§ **Dataset entries on figures**
.....

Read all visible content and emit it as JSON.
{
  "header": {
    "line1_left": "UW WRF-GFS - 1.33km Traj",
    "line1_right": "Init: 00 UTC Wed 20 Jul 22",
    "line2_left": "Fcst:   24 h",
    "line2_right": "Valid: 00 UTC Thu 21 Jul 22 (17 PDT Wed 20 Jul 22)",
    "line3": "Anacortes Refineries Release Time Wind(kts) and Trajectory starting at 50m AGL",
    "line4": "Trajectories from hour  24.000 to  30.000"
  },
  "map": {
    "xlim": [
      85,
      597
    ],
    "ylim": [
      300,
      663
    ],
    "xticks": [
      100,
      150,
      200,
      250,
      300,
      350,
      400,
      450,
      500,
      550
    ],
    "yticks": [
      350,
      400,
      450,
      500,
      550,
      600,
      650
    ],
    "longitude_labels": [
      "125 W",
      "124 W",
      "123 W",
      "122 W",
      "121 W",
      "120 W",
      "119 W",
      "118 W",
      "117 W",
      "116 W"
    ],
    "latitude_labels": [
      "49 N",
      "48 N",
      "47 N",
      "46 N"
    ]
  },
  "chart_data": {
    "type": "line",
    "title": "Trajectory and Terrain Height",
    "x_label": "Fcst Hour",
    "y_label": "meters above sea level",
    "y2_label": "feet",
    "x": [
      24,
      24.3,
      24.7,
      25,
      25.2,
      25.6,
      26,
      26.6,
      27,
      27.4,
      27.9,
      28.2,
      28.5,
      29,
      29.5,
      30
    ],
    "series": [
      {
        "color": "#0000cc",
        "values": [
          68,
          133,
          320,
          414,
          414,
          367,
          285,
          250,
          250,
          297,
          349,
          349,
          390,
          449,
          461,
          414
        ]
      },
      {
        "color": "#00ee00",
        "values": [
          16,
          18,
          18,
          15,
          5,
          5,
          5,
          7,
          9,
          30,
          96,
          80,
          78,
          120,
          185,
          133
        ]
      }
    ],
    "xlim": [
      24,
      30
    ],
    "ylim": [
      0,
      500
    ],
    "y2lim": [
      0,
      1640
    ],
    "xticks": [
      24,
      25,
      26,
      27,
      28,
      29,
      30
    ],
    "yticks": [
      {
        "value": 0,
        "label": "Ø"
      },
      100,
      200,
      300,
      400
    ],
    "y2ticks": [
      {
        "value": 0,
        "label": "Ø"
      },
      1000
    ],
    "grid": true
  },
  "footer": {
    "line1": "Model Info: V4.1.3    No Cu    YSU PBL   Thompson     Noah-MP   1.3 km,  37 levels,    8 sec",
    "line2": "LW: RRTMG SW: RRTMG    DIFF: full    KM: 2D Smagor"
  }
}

.....

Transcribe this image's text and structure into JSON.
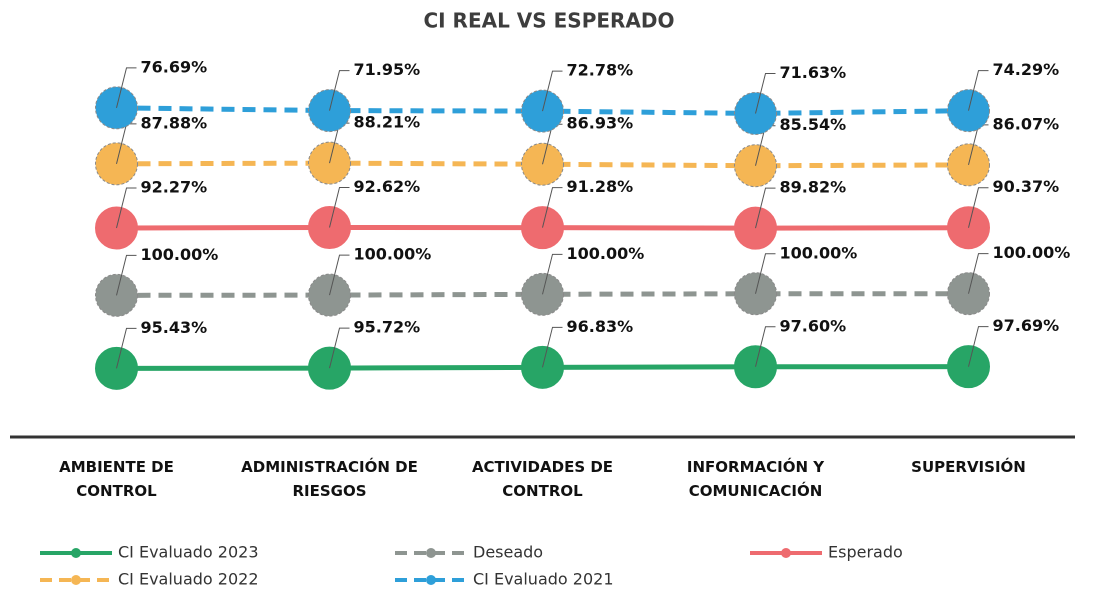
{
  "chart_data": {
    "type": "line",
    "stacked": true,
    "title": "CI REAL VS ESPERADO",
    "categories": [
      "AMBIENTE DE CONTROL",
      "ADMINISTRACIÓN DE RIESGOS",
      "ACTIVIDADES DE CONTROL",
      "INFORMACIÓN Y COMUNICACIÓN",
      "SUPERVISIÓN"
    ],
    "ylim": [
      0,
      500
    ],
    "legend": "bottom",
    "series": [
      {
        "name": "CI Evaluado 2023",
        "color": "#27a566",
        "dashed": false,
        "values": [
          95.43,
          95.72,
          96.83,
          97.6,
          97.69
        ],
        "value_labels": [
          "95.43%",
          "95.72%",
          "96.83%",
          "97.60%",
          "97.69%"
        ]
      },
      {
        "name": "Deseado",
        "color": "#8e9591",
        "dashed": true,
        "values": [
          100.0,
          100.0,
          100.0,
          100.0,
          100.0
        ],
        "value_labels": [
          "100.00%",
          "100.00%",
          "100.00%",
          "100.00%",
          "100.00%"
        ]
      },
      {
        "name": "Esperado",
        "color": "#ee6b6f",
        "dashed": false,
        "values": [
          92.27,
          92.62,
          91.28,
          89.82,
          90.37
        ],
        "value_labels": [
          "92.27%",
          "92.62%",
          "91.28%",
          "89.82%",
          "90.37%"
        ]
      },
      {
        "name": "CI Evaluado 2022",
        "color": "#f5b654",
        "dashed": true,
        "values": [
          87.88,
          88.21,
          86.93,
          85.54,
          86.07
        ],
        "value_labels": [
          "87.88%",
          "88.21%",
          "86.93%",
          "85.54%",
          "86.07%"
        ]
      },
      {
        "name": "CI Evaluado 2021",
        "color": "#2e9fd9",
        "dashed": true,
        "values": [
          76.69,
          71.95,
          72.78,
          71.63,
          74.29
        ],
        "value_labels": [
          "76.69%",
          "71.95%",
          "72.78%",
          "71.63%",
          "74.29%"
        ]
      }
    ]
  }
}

.....

§ **Description of the task**
What is the number of lines in the records that contain "Trajectory"? Give that number only.

§ **Exercise output**
2